TO BE DONE: Below are the records; collect from them each line containing the string "Extras".

[Data items]
--
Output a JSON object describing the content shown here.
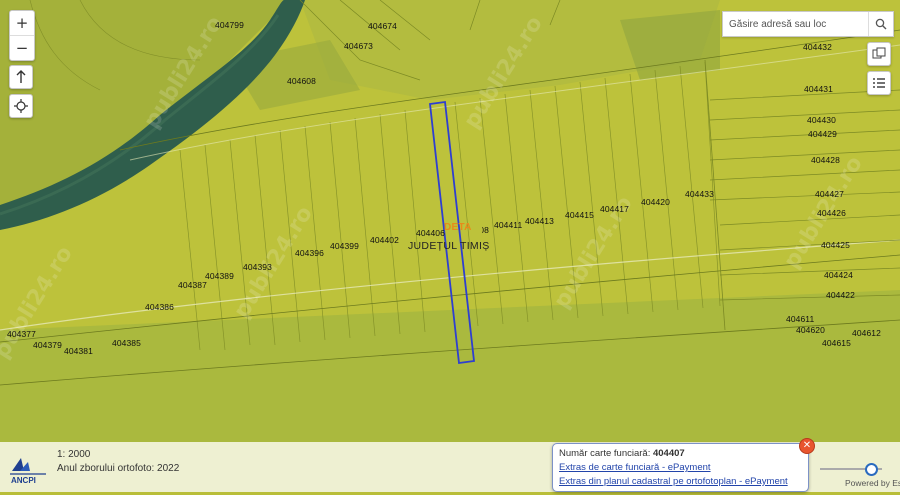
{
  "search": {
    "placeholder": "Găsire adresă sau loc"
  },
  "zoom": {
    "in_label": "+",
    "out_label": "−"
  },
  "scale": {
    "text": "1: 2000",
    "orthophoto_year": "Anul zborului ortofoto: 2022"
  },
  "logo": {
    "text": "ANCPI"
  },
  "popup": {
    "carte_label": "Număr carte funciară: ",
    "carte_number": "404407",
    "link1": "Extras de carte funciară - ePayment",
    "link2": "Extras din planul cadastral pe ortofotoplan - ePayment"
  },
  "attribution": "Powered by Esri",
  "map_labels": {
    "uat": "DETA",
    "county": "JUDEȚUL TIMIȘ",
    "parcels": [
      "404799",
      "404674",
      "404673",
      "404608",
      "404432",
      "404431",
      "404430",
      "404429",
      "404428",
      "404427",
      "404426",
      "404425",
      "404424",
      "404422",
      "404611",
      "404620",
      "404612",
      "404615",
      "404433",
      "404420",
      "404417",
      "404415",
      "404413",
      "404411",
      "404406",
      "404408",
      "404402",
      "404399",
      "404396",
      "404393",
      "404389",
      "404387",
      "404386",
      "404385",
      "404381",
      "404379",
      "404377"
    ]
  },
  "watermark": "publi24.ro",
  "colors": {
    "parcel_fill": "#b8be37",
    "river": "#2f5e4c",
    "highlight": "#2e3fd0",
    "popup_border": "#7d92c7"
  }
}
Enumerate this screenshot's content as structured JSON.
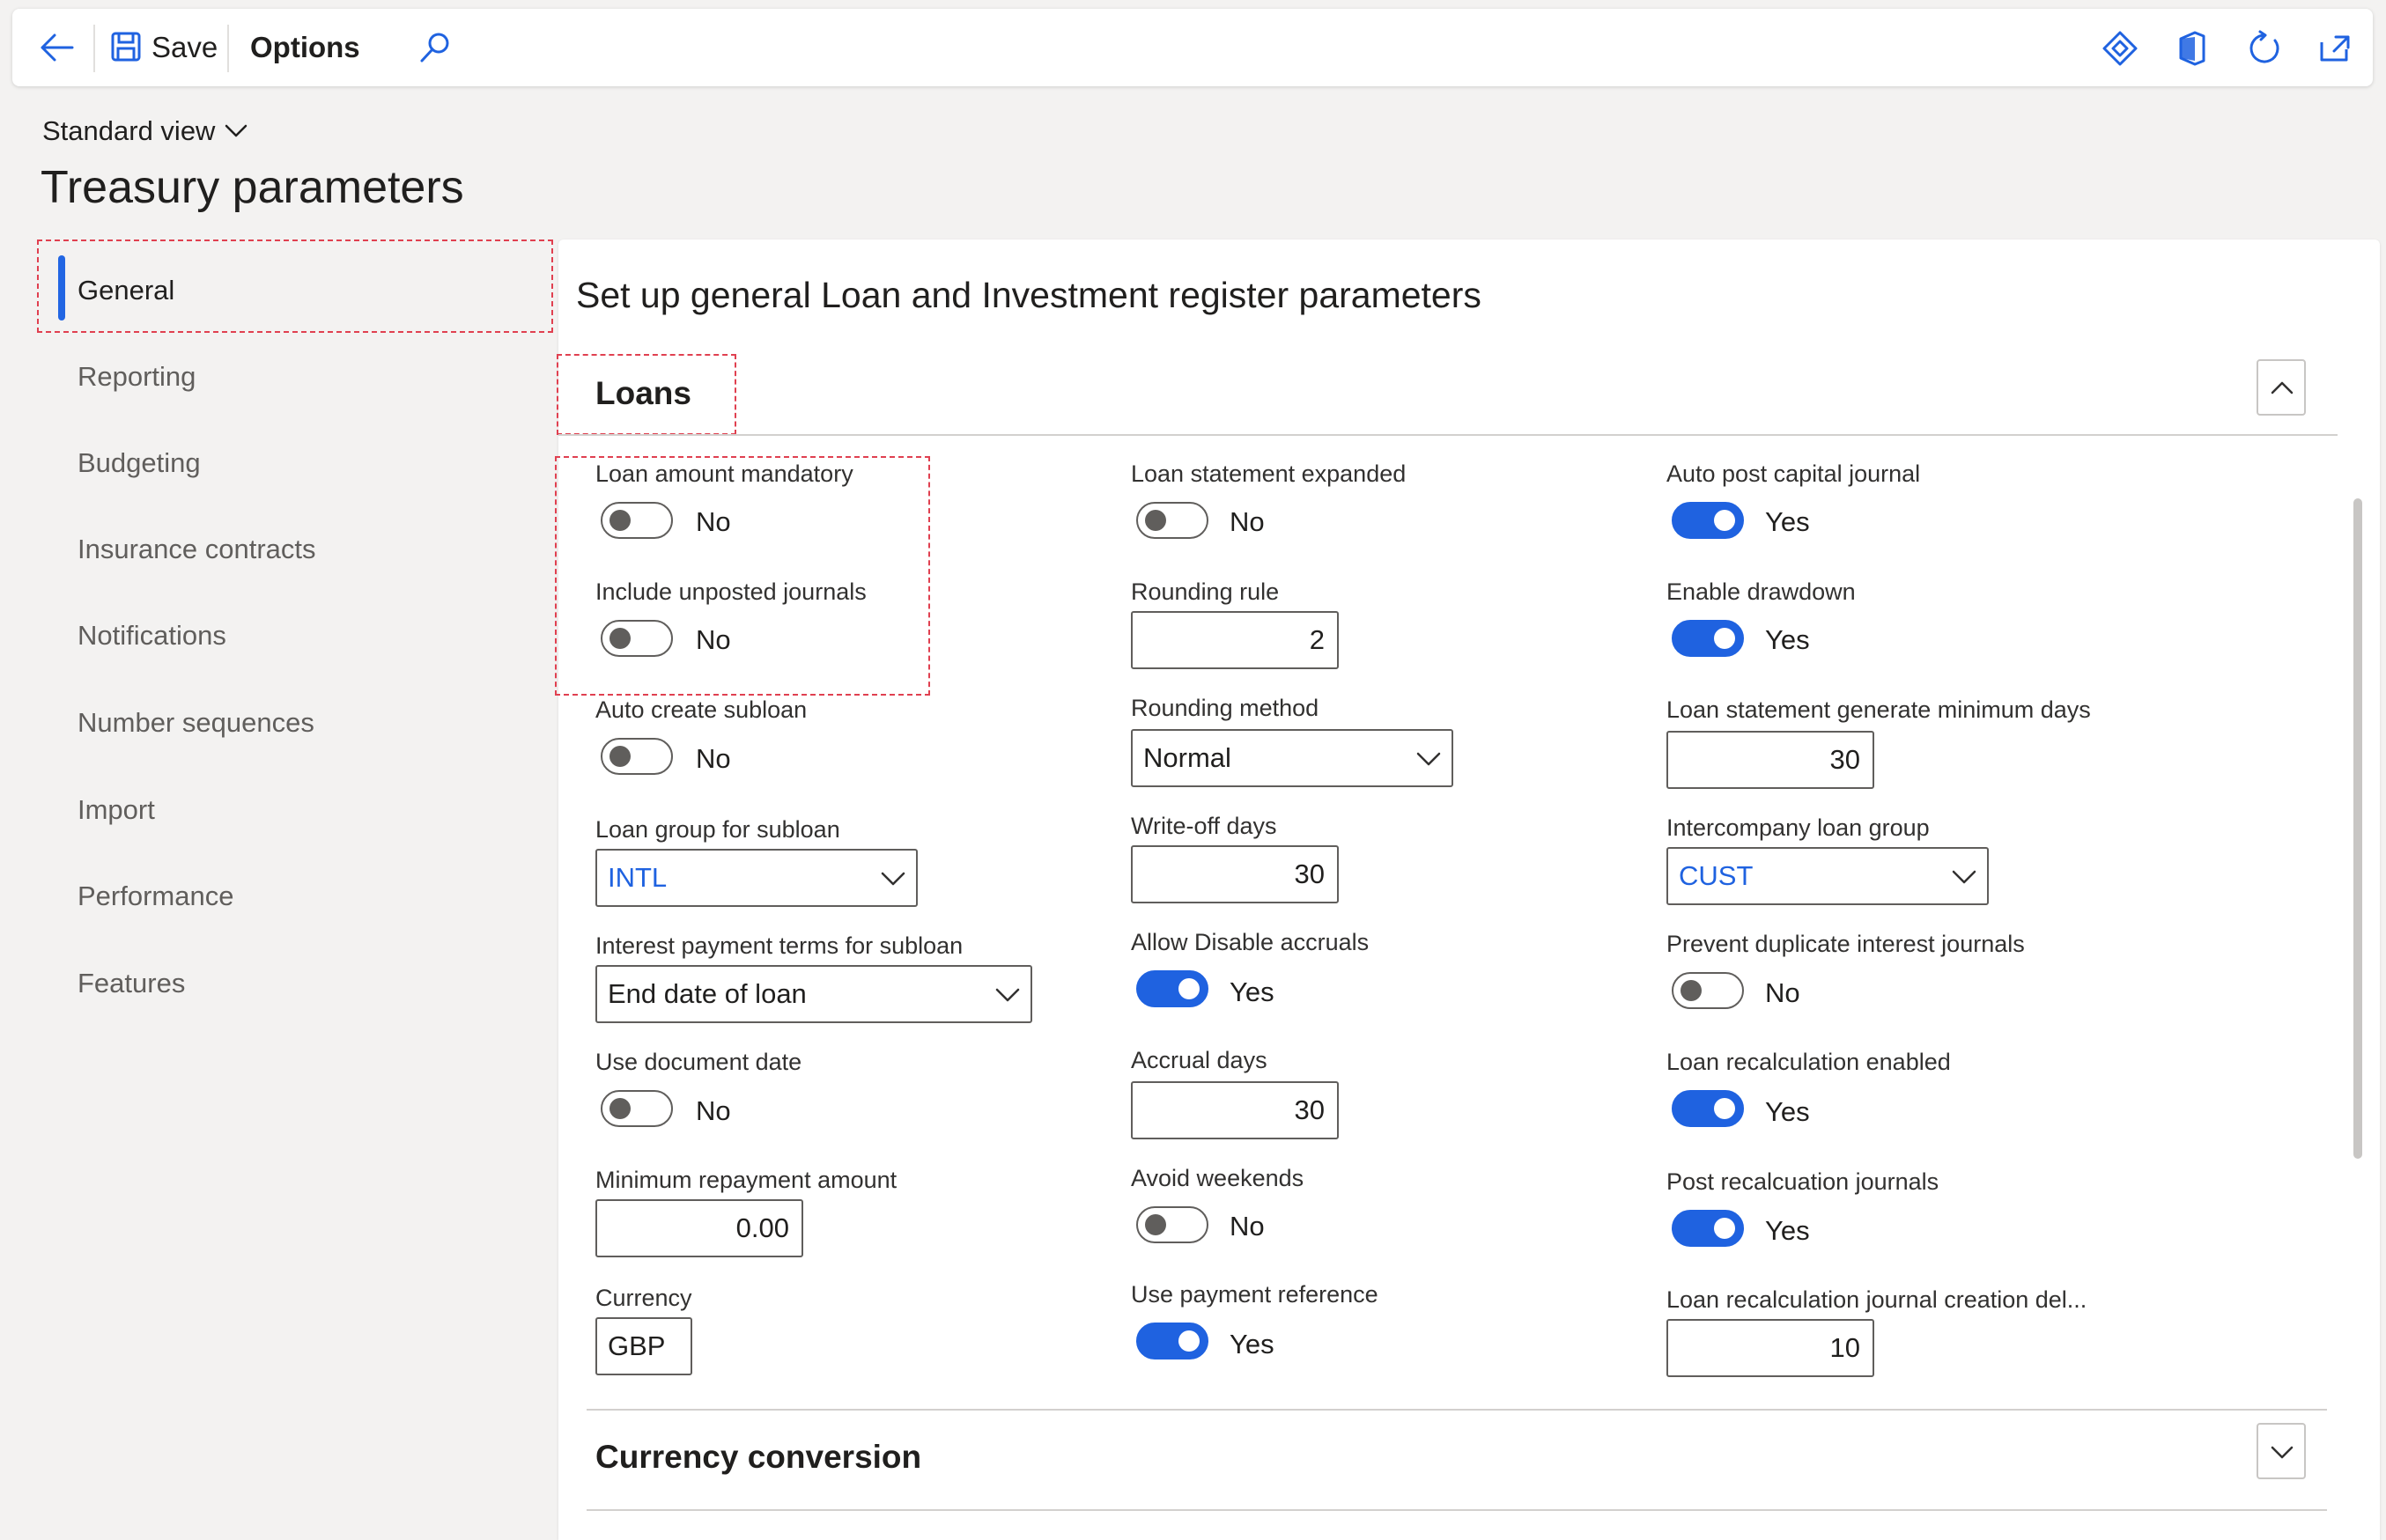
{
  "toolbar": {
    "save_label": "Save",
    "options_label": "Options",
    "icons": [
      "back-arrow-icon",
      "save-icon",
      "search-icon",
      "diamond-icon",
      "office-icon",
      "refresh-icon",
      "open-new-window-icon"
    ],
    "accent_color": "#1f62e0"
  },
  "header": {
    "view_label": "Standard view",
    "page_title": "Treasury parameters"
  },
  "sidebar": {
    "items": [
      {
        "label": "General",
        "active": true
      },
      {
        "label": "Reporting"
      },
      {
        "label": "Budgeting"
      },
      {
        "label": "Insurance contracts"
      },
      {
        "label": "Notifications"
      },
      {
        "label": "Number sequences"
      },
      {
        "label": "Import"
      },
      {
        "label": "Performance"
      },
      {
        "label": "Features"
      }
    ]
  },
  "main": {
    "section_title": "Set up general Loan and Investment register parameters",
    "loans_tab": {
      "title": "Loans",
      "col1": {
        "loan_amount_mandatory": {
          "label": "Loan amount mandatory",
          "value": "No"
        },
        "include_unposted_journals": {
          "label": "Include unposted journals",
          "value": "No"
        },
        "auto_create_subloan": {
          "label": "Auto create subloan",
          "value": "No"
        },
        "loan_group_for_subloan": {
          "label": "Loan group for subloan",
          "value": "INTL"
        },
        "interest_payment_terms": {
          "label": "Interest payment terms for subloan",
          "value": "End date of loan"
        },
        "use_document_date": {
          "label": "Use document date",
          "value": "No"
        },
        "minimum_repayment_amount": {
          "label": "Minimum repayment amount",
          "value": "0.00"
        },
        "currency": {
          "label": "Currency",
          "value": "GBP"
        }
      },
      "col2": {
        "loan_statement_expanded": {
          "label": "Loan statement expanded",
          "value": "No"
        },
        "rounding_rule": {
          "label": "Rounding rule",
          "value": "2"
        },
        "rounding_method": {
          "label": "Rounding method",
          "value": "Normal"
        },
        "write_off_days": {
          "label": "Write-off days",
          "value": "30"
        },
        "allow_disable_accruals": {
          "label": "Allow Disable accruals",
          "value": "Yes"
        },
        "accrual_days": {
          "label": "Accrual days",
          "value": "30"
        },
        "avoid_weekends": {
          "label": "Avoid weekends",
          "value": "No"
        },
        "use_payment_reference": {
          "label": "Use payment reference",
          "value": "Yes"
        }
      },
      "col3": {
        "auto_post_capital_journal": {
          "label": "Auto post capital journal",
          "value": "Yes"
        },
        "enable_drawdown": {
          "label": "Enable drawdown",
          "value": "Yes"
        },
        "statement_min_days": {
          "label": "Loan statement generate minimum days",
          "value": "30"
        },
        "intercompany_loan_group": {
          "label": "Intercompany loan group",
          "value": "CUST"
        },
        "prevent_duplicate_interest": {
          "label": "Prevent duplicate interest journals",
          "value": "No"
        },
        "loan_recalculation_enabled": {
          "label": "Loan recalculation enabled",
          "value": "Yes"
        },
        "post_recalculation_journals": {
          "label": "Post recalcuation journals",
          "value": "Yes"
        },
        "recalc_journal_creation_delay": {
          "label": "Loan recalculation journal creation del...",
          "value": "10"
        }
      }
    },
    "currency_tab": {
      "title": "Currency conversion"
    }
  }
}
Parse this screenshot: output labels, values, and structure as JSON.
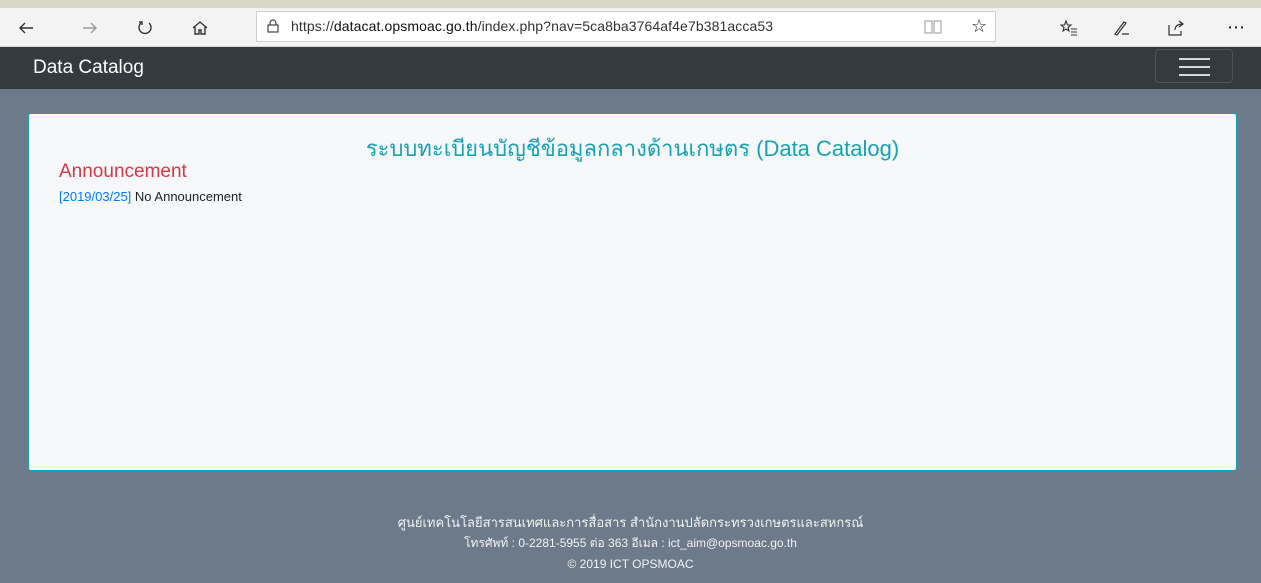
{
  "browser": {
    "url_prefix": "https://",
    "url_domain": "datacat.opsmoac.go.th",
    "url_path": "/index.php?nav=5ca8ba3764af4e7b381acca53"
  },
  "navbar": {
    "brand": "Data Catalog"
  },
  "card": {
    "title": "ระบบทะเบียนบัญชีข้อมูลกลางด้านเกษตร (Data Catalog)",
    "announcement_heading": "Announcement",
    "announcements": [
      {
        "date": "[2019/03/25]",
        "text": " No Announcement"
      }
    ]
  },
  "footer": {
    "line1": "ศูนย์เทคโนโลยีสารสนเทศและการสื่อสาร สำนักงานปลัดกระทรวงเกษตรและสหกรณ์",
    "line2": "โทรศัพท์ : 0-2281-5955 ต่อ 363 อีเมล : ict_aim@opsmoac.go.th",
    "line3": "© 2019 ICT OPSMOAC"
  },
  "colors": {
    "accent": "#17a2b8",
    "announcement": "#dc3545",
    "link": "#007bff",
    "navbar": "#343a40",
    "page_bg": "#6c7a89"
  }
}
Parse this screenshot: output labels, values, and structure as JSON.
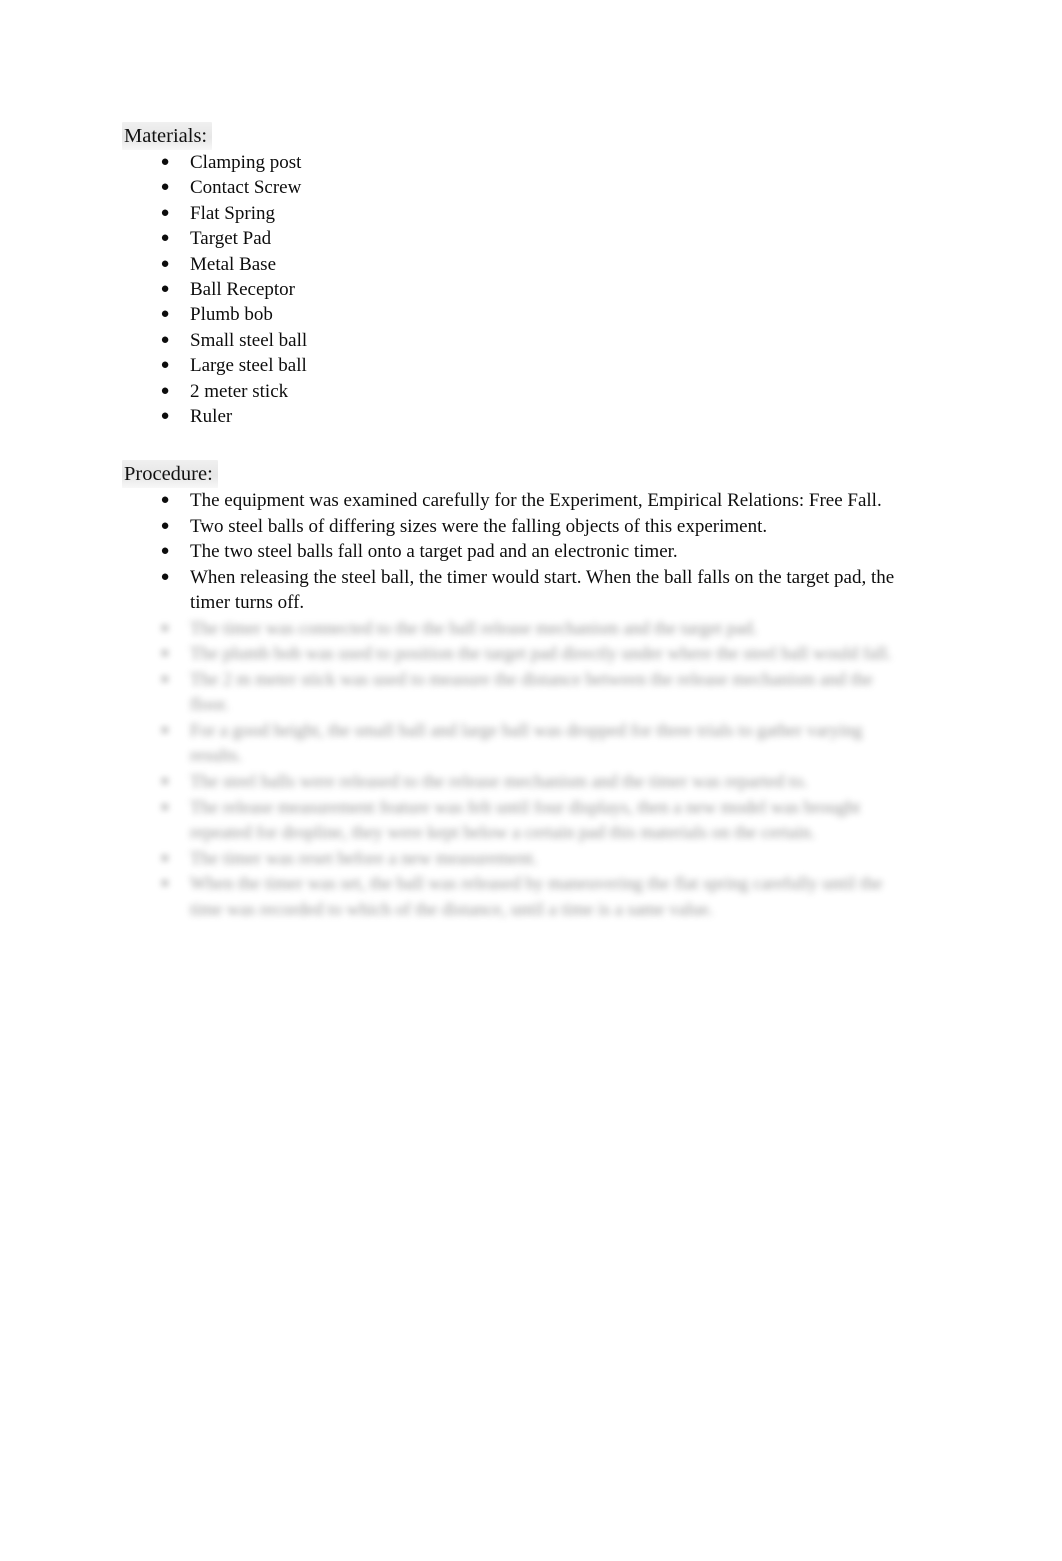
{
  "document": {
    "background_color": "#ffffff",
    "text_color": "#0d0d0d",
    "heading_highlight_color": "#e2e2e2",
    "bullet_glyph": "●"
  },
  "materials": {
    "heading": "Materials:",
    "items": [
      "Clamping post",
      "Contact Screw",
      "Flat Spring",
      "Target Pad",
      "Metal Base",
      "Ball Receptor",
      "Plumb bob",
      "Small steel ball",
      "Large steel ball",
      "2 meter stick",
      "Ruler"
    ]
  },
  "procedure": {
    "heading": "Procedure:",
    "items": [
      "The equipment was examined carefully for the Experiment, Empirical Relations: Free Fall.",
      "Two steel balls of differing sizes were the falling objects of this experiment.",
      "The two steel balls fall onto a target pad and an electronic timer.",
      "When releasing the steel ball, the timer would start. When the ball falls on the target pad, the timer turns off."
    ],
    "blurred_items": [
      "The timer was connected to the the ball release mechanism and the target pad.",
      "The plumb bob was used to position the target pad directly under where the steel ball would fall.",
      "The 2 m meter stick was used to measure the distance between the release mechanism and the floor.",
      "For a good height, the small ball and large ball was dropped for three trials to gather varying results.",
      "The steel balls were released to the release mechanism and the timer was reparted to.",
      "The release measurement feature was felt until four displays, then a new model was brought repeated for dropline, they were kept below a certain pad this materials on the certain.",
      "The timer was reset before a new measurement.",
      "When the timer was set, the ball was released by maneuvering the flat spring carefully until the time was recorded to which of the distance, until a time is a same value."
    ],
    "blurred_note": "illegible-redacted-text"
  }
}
--
WRITTEN REPLY:
    "link1": "Extras de carte funciară - ePayment",
    "link2": "Extras din planul cadastral pe ortofotoplan - ePayment"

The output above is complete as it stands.